** start RECORD EXCERPTS **

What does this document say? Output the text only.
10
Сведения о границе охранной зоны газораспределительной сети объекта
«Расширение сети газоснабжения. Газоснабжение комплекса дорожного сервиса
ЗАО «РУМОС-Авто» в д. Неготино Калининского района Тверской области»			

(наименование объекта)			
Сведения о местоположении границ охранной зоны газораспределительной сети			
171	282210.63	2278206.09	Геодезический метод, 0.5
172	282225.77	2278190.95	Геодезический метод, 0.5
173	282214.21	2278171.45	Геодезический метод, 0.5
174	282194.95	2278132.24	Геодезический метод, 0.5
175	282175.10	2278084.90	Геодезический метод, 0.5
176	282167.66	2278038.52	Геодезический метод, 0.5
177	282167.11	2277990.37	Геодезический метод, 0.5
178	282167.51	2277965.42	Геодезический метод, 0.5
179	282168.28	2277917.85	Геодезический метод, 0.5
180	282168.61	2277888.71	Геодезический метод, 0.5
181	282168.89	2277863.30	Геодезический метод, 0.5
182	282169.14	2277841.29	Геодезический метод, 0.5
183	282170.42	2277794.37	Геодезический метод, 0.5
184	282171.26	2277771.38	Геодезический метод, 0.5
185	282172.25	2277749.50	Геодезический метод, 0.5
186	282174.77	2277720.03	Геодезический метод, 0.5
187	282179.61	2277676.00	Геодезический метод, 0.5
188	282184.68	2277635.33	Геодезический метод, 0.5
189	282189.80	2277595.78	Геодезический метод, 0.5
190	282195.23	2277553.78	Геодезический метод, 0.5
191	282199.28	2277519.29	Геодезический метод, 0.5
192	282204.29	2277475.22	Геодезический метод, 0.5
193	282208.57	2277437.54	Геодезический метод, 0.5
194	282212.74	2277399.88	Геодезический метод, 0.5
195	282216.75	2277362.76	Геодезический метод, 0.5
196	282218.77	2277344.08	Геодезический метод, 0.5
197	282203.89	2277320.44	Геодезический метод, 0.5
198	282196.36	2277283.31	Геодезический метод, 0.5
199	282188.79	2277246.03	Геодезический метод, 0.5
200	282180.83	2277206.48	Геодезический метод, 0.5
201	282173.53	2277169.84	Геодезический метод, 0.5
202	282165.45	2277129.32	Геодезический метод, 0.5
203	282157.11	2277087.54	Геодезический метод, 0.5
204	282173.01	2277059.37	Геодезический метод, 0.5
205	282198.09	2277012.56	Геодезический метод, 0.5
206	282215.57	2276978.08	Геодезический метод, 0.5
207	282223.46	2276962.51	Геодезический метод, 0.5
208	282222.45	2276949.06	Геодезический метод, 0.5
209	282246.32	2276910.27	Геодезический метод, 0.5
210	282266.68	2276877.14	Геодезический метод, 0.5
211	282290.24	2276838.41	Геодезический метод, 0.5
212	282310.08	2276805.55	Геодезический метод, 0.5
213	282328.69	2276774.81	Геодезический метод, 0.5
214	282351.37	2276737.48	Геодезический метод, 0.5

** end RECORD EXCERPTS **
** start RECORD EXCERPTS **

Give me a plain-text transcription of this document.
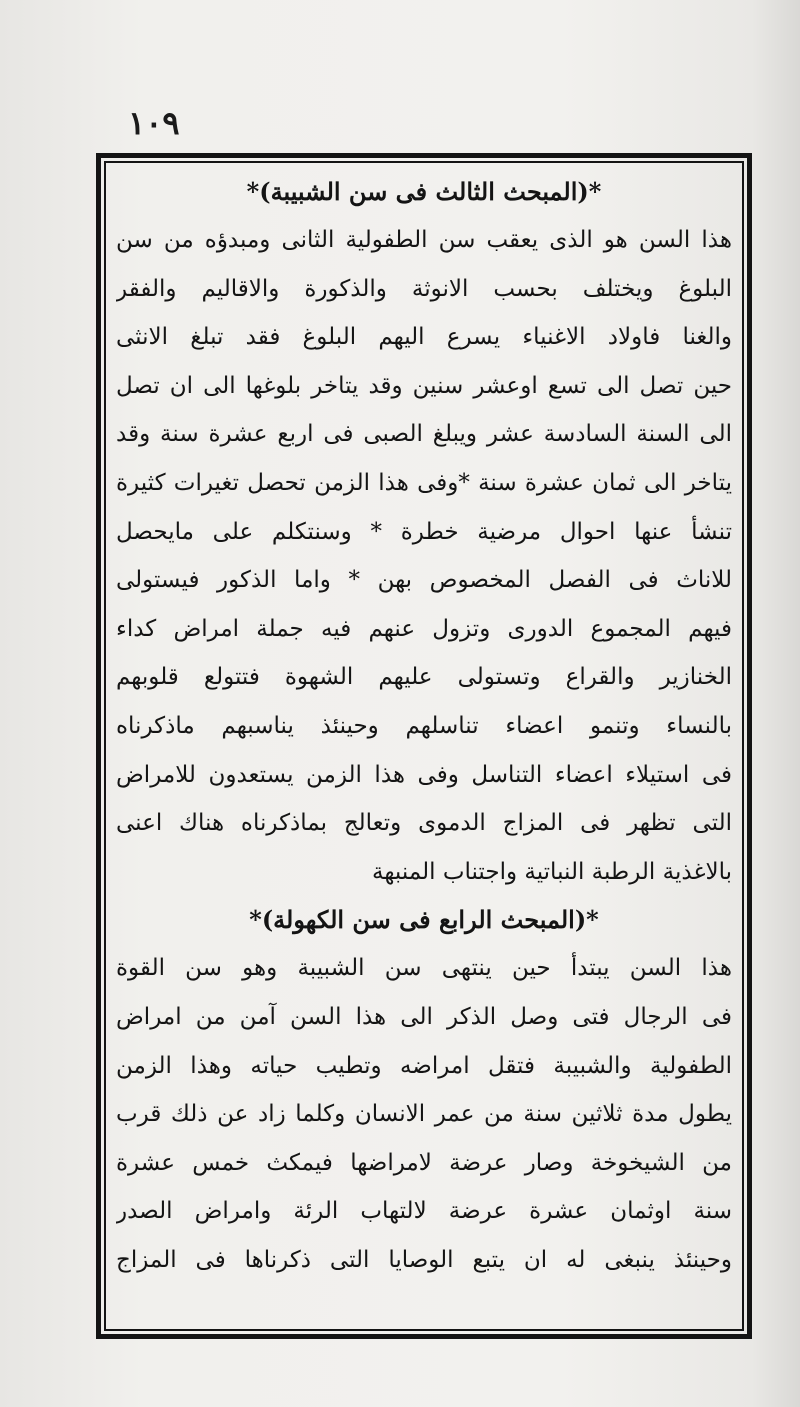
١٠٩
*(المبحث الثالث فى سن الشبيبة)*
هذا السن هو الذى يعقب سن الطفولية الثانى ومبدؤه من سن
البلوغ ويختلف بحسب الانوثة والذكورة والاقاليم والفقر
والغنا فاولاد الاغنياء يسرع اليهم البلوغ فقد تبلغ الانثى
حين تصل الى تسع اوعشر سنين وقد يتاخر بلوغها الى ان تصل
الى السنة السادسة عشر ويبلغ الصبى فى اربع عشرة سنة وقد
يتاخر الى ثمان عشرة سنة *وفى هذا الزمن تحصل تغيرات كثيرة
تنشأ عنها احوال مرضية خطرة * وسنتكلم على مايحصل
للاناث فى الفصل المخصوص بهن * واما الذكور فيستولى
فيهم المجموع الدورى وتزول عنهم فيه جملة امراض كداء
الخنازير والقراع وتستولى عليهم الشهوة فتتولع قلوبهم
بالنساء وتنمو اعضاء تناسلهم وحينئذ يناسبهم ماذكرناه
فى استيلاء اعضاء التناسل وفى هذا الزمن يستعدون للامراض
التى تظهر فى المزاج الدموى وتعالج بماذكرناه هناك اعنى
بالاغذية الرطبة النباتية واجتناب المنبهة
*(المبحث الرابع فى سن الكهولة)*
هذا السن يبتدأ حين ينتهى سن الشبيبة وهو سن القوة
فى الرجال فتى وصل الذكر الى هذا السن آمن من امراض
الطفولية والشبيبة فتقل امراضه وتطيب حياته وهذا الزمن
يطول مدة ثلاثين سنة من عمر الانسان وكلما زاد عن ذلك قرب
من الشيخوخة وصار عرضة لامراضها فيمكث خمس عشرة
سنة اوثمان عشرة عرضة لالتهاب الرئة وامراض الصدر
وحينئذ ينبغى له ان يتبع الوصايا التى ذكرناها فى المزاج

** end RECORD EXCERPTS **

Count every line above that holds the word "الطفولية", and state the number and nothing more.

FINISHED TASK:
2